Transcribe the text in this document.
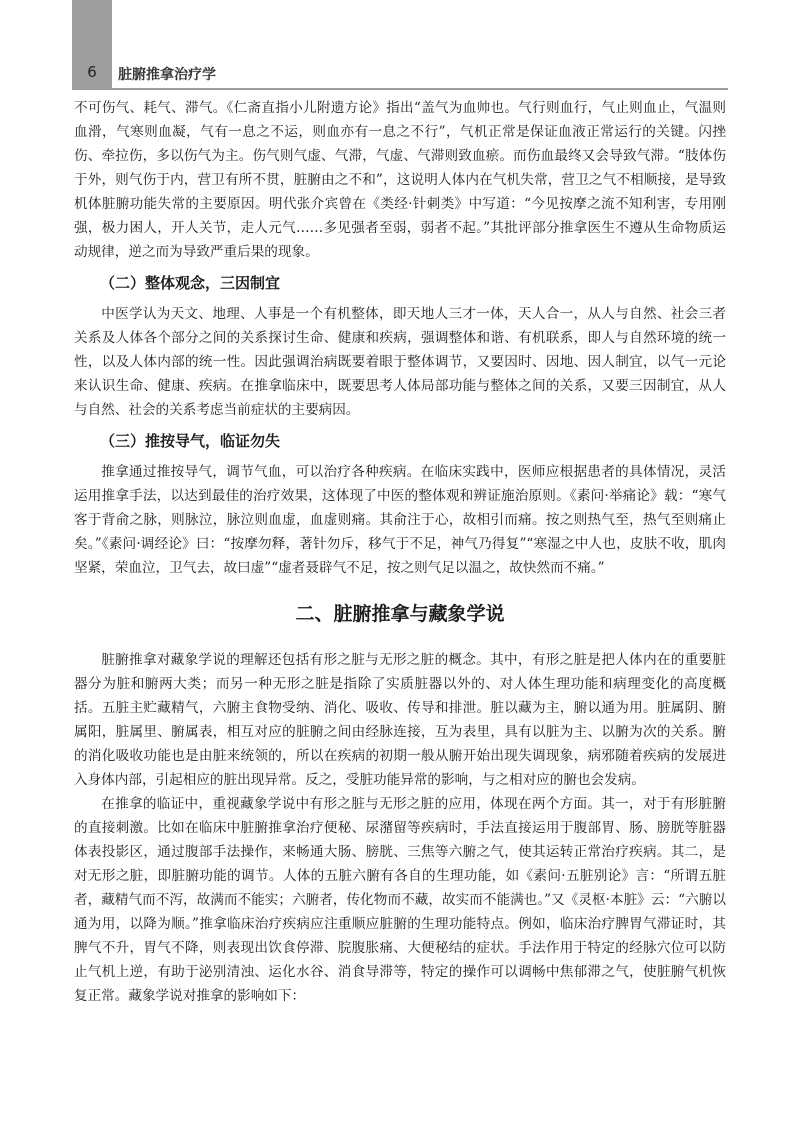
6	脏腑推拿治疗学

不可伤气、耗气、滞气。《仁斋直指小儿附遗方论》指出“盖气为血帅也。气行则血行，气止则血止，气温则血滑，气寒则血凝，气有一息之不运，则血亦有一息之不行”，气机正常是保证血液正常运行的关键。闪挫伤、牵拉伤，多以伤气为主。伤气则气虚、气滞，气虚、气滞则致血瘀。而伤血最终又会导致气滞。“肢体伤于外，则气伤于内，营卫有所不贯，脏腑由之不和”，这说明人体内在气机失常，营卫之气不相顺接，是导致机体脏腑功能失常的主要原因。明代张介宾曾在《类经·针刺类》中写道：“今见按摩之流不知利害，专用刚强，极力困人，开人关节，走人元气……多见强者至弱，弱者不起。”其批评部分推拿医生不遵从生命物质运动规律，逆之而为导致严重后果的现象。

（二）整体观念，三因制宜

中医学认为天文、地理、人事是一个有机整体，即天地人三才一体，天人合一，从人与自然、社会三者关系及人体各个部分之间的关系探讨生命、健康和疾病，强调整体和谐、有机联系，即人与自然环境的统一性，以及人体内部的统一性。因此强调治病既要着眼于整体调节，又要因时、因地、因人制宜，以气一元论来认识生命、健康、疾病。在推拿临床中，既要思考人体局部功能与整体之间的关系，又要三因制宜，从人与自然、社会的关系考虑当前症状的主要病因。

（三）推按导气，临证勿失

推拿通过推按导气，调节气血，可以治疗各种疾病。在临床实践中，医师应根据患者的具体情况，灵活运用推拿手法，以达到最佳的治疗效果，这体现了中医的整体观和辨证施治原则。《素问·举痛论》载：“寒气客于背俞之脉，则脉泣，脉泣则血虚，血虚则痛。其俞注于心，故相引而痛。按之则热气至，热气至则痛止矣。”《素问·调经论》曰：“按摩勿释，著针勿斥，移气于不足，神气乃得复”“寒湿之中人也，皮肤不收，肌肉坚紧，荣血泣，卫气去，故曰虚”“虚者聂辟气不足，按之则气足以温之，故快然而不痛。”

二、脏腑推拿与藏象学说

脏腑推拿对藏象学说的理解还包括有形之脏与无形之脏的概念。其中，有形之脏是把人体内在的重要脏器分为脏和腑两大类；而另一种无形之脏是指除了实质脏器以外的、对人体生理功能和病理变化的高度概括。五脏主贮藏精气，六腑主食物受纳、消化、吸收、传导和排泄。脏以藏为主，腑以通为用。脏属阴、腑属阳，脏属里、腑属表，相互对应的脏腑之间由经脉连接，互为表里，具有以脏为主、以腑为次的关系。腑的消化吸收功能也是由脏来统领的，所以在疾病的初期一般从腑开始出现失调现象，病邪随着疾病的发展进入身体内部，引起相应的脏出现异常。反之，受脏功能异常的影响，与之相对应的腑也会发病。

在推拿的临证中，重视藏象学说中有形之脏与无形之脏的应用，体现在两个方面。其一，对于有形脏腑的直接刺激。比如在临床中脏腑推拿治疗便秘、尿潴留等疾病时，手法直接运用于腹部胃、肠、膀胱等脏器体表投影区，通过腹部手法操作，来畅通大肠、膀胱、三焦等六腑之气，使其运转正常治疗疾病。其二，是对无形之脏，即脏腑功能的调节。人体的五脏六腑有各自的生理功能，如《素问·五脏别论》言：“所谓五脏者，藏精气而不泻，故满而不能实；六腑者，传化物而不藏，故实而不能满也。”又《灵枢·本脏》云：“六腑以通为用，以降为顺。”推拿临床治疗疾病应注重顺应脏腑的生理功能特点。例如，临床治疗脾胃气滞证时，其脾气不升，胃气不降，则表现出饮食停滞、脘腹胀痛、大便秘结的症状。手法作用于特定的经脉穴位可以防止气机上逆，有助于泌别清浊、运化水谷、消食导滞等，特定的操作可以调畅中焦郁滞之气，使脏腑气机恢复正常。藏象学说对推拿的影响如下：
○ ○ ○ ○
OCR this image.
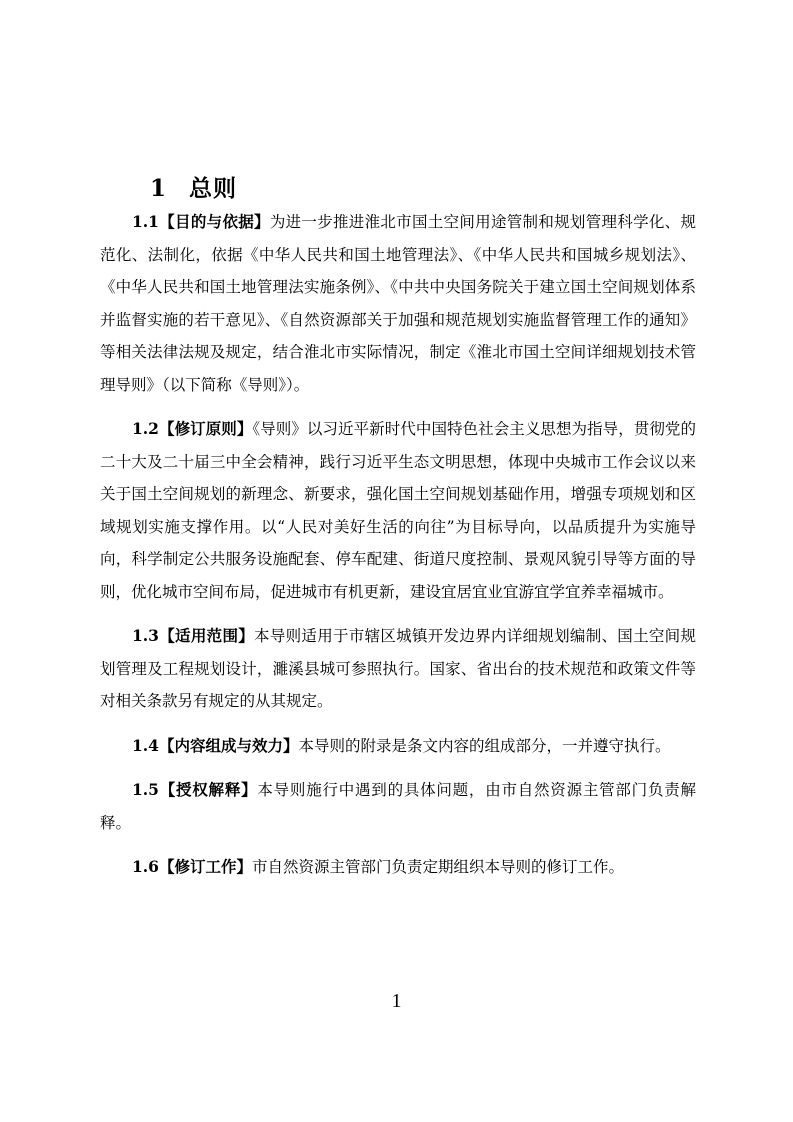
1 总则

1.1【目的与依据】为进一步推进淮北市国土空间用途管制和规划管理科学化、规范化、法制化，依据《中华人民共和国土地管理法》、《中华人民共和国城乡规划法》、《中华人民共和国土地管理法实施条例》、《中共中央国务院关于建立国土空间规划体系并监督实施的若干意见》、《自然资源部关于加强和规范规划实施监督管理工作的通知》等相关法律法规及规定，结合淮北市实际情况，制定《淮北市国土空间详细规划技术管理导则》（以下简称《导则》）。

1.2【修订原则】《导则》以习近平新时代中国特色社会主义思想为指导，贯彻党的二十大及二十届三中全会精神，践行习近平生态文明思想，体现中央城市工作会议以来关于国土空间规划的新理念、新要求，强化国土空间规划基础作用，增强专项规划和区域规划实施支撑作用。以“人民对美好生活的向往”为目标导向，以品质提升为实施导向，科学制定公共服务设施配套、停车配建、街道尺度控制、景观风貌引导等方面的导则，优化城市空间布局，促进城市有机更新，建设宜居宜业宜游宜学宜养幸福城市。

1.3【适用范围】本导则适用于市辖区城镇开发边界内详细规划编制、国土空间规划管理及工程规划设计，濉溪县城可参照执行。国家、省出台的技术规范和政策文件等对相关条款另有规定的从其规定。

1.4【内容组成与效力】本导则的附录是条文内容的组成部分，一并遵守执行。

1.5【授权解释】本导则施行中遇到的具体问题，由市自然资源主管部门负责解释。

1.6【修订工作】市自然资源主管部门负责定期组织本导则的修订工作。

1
○ ○ ○ ○
== Exercise description ==
Count every line of the records that holds "this". State the number, nothing else.

== Written answer ==
2